▶ _Задание A_
Определите, согласуются ли с отрывком о чтении в институте благородных девиц следующие утверждения: (i) масло для лампады покупали на собственные деньги; (ii) ночью в дортуаре разрешалось зажигать свечи; (iii) Мария Григорьевна была высокой. Для каждого утверждения ответьте «да» или «нет» и дословно приведите решающие слова отрывка.

▶ _Фрагмент документа_
_____

Былое: «Чтение в институте не поощрялось»
Парадоксально, но в институтах благородных девиц считали, что для изучения литературы девочкам совсем не обязательно её читать.
Изображение: Иван Крамской, «За чтением. Портрет С. Н. Крамской», 1860-е годы / Третьяковская галерея / Ольга Скворцова / Skillbox Media
«Чтение в институте не поощрялось. О необходимости его во все годы никто не обмолвился ни единым словом. Из моих одноклассниц, кроме меня и трёх-четырёх девочек, никто не брал в руки ничего, кроме учебных тетрадей.
Вечером, когда очередная работа была сделана, украдкой я поднимала доску пюпитра: за ней от глаз классной дамы скрывалась книга.
Не удовлетворяясь этим, я читала ночью и в этом во всём институте была единственной. Свеч не полагалось; в обширном дортуаре теплился скудный ночник — сальная свечка, опущенная в высокий медный сосуд с водой. Но в углу комнаты, где спали три старших класса, стоял столик с образом Христа, и перед ним нашим усердием зажигалась лампада; масло для неё мы покупали на свои гроши, а когда их не хватало, я заменяла его касторкой.
По ночам дежурила сердитая-пресердитая Мария Григорьевна, маленькая, худенькая старушка в чёрном чепце и платье, с огненными, чёрными глазами и следами большой красоты на правильном лице. Замаливала ли она грехи молодости или от роду была набожная, только по целым часам она молилась в комнате, где стояла её кровать дежурной. Пользуясь религиозностью маленькой мегеры, я отправлялась к нашему угловому столику и, став на колени, погружалась в чтение.

_____

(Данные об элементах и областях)
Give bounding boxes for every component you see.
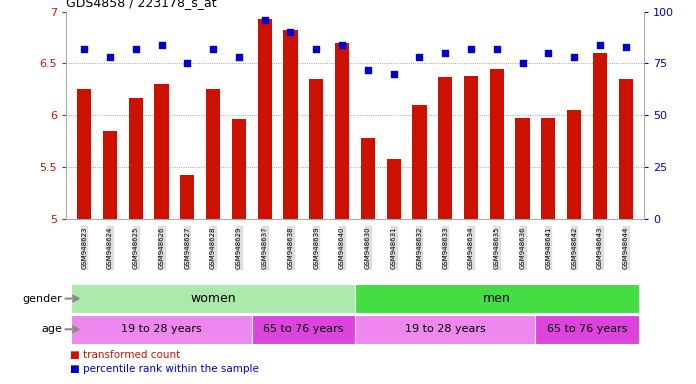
Bar (541, 118, 555, 219)
Bar (283, 30, 298, 219)
Bar (355, 315, 535, 344)
Point (569, 54, 580, 60)
Bar (309, 79, 324, 219)
Bar (232, 119, 246, 219)
Bar (438, 77, 452, 219)
Bar (258, 19, 272, 219)
Text: 65 to 76 years: 65 to 76 years (547, 324, 627, 334)
Point (310, 46, 322, 52)
Bar (155, 84, 168, 219)
Point (233, 54, 244, 60)
Point (207, 46, 219, 52)
Point (259, 17, 270, 23)
Text: GDS4858 / 223178_s_at: GDS4858 / 223178_s_at (66, 0, 216, 9)
Text: 19 to 28 years: 19 to 28 years (405, 324, 486, 334)
Point (363, 66, 374, 73)
Text: women: women (190, 292, 236, 305)
Bar (335, 43, 349, 219)
Bar (71, 284, 355, 313)
Point (79, 46, 90, 52)
Bar (180, 175, 194, 219)
Bar (464, 76, 478, 219)
Bar (516, 118, 530, 219)
Bar (412, 105, 427, 219)
Text: gender: gender (22, 293, 62, 304)
Point (594, 41, 606, 48)
Bar (206, 89, 220, 219)
Bar (593, 53, 607, 219)
Bar (252, 315, 355, 344)
Bar (103, 131, 117, 219)
Text: age: age (41, 324, 62, 334)
Point (285, 29, 296, 35)
Bar (535, 315, 639, 344)
Text: ■ percentile rank within the sample: ■ percentile rank within the sample (70, 364, 258, 374)
Text: men: men (483, 292, 511, 305)
Point (440, 50, 451, 56)
Point (336, 41, 347, 48)
Text: 65 to 76 years: 65 to 76 years (263, 324, 344, 334)
Bar (129, 98, 143, 219)
Bar (77, 89, 91, 219)
Bar (490, 68, 504, 219)
Text: ■ transformed count: ■ transformed count (70, 350, 180, 360)
Bar (71, 315, 252, 344)
Point (517, 60, 528, 66)
Point (491, 46, 503, 52)
Point (156, 41, 167, 48)
Bar (361, 138, 375, 219)
Bar (355, 284, 639, 313)
Point (388, 71, 400, 77)
Text: 19 to 28 years: 19 to 28 years (121, 324, 202, 334)
Bar (386, 159, 401, 219)
Point (466, 46, 477, 52)
Point (620, 44, 631, 50)
Bar (567, 110, 581, 219)
Point (543, 50, 554, 56)
Point (414, 54, 425, 60)
Point (104, 54, 116, 60)
Point (182, 60, 193, 66)
Bar (619, 79, 633, 219)
Point (130, 46, 141, 52)
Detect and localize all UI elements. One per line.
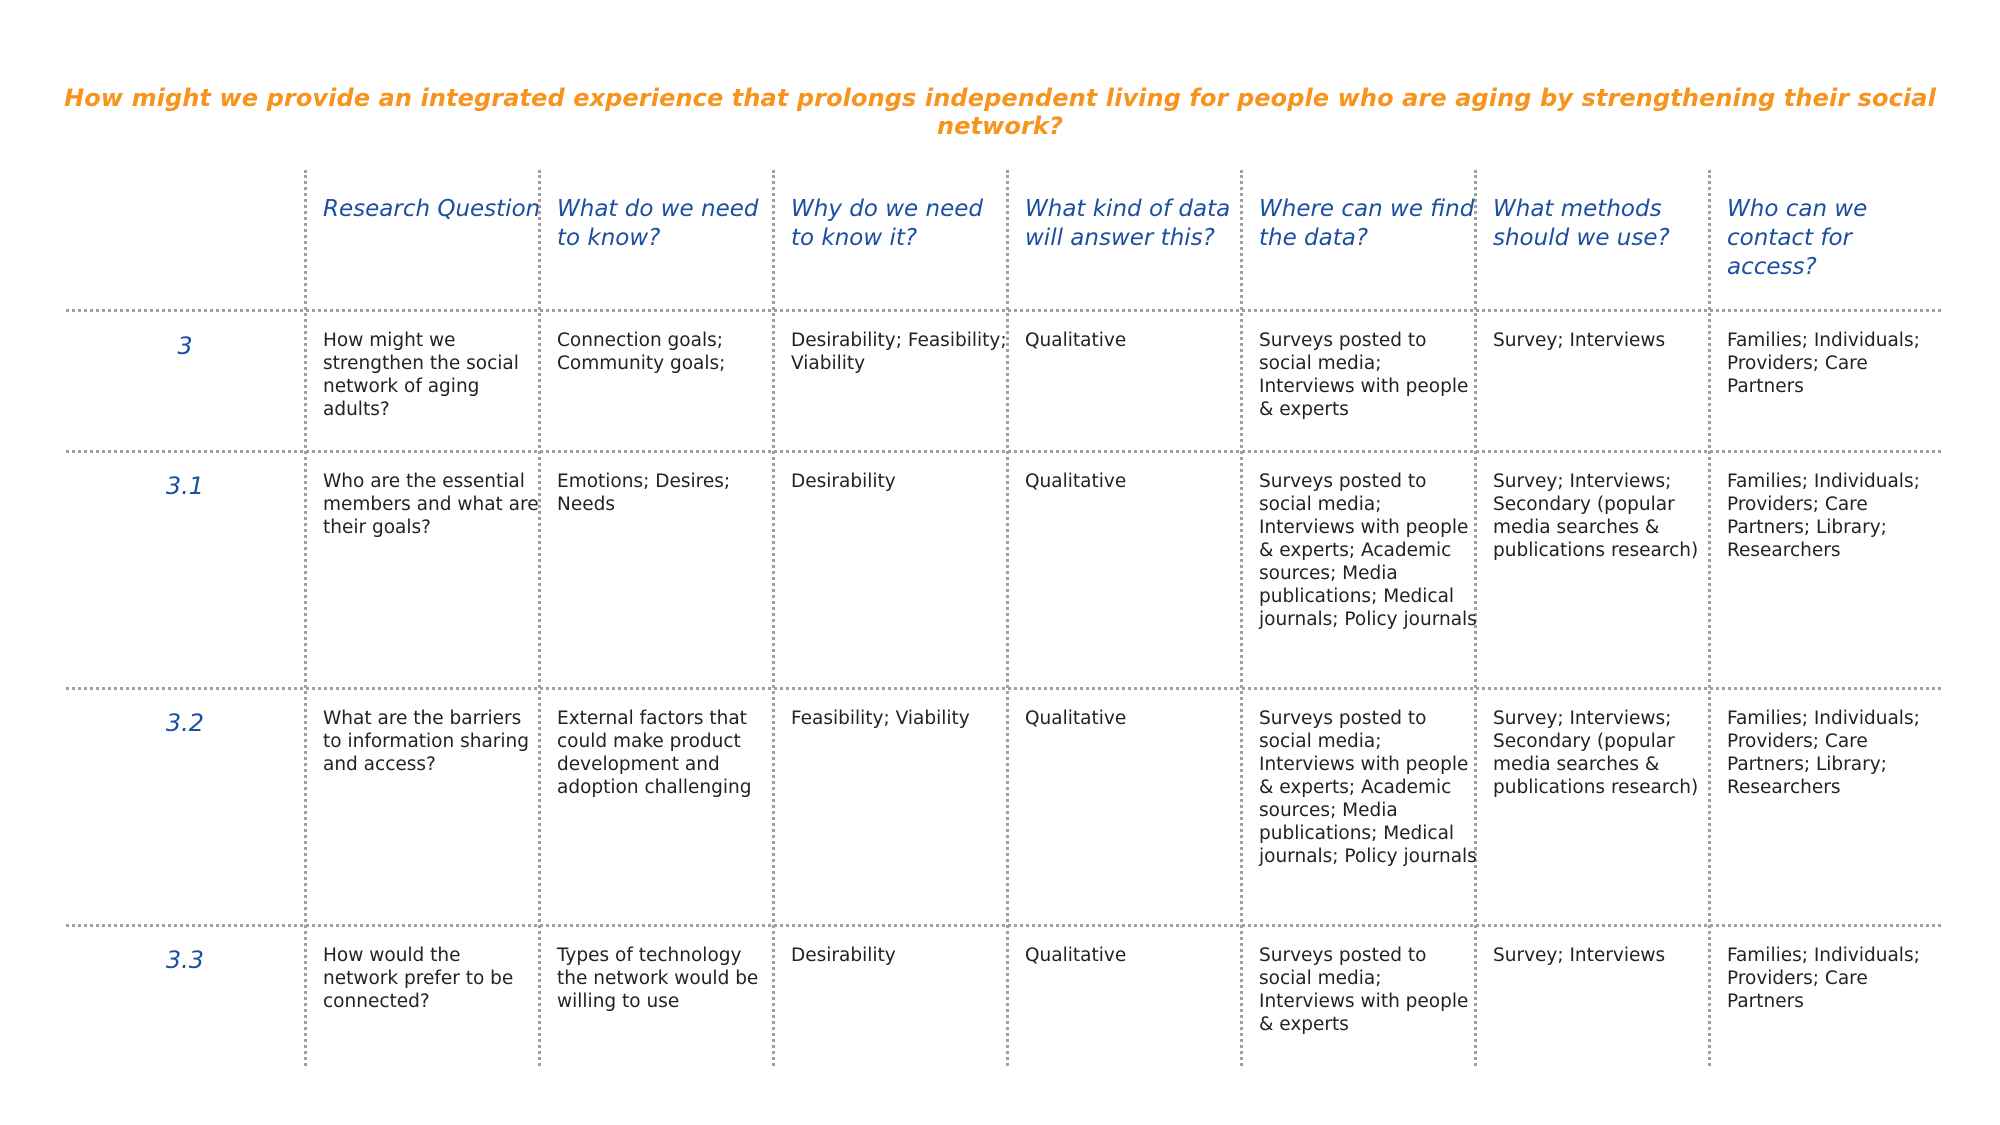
cell-contacts: Families; Individuals; Providers; Care P… [1727, 945, 1920, 1012]
cell-what-to-know: Connection goals; Community goals; [557, 330, 726, 374]
cell-data-source: Surveys posted to social media; Intervie… [1259, 471, 1477, 630]
cell-data-source: Surveys posted to social media; Intervie… [1259, 330, 1469, 420]
cell-data-kind: Qualitative [1025, 945, 1127, 966]
cell-research-question: What are the barriers to information sha… [323, 708, 530, 775]
header-methods: What methods should we use? [1493, 196, 1670, 251]
header-data-kind: What kind of data will answer this? [1025, 196, 1231, 251]
cell-what-to-know: External factors that could make product… [557, 708, 752, 798]
column-divider [1240, 170, 1243, 1066]
header-contacts: Who can we contact for access? [1727, 196, 1868, 280]
row-label: 3.1 [165, 472, 205, 500]
cell-why-know: Feasibility; Viability [791, 708, 970, 729]
cell-data-kind: Qualitative [1025, 708, 1127, 729]
column-divider [1708, 170, 1711, 1066]
row-divider [66, 687, 1941, 690]
column-divider [772, 170, 775, 1066]
cell-why-know: Desirability; Feasibility; Viability [791, 330, 1007, 374]
cell-data-source: Surveys posted to social media; Intervie… [1259, 708, 1477, 867]
cell-methods: Survey; Interviews; Secondary (popular m… [1493, 708, 1699, 798]
cell-methods: Survey; Interviews [1493, 330, 1666, 351]
row-label: 3.2 [165, 709, 205, 737]
row-label: 3.3 [165, 946, 205, 974]
cell-methods: Survey; Interviews; Secondary (popular m… [1493, 471, 1699, 561]
column-divider [1474, 170, 1477, 1066]
cell-methods: Survey; Interviews [1493, 945, 1666, 966]
cell-data-kind: Qualitative [1025, 330, 1127, 351]
row-divider [66, 309, 1941, 312]
header-why-know: Why do we need to know it? [791, 196, 983, 251]
cell-research-question: Who are the essential members and what a… [323, 471, 539, 538]
header-what-to-know: What do we need to know? [557, 196, 759, 251]
cell-contacts: Families; Individuals; Providers; Care P… [1727, 471, 1920, 561]
row-divider [66, 924, 1941, 927]
cell-research-question: How would the network prefer to be conne… [323, 945, 514, 1012]
cell-contacts: Families; Individuals; Providers; Care P… [1727, 330, 1920, 397]
column-divider [538, 170, 541, 1066]
header-data-source: Where can we find the data? [1259, 196, 1475, 251]
page-title: How might we provide an integrated exper… [64, 84, 1936, 140]
cell-what-to-know: Types of technology the network would be… [557, 945, 759, 1012]
column-divider [304, 170, 307, 1066]
cell-contacts: Families; Individuals; Providers; Care P… [1727, 708, 1920, 798]
cell-why-know: Desirability [791, 471, 896, 492]
cell-data-kind: Qualitative [1025, 471, 1127, 492]
cell-data-source: Surveys posted to social media; Intervie… [1259, 945, 1469, 1035]
column-divider [1006, 170, 1009, 1066]
cell-why-know: Desirability [791, 945, 896, 966]
row-label: 3 [177, 332, 193, 360]
cell-what-to-know: Emotions; Desires; Needs [557, 471, 731, 515]
cell-research-question: How might we strengthen the social netwo… [323, 330, 519, 420]
header-research-question: Research Question [323, 196, 541, 222]
row-divider [66, 450, 1941, 453]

_____

▶ _Задание B_
Перепечатайте без изменений строки данных, начиная со строки, содержащей «945, 1920, 1012]», и заканчивая строкой, содержащей «column-divider [1708, 170, 1711, 1066]», включительно.

▶ _Ответ A_
(i) Да: «масло для неё мы покупали на свои гроши».
(ii) Нет: «Свеч не полагалось».
(iii) Нет: «маленькая, худенькая старушка».

▶ _Ответ B_
cell-contacts: Families; Individuals; Providers; Care P… [1727, 945, 1920, 1012]
cell-what-to-know: Connection goals; Community goals; [557, 330, 726, 374]
cell-data-source: Surveys posted to social media; Intervie… [1259, 471, 1477, 630]
cell-data-source: Surveys posted to social media; Intervie… [1259, 330, 1469, 420]
cell-data-kind: Qualitative [1025, 945, 1127, 966]
cell-research-question: What are the barriers to information sha… [323, 708, 530, 775]
header-methods: What methods should we use? [1493, 196, 1670, 251]
header-data-kind: What kind of data will answer this? [1025, 196, 1231, 251]
cell-what-to-know: External factors that could make product… [557, 708, 752, 798]
column-divider [1240, 170, 1243, 1066]
header-contacts: Who can we contact for access? [1727, 196, 1868, 280]
row-label: 3.1 [165, 472, 205, 500]
cell-why-know: Feasibility; Viability [791, 708, 970, 729]
cell-data-kind: Qualitative [1025, 708, 1127, 729]
column-divider [1708, 170, 1711, 1066]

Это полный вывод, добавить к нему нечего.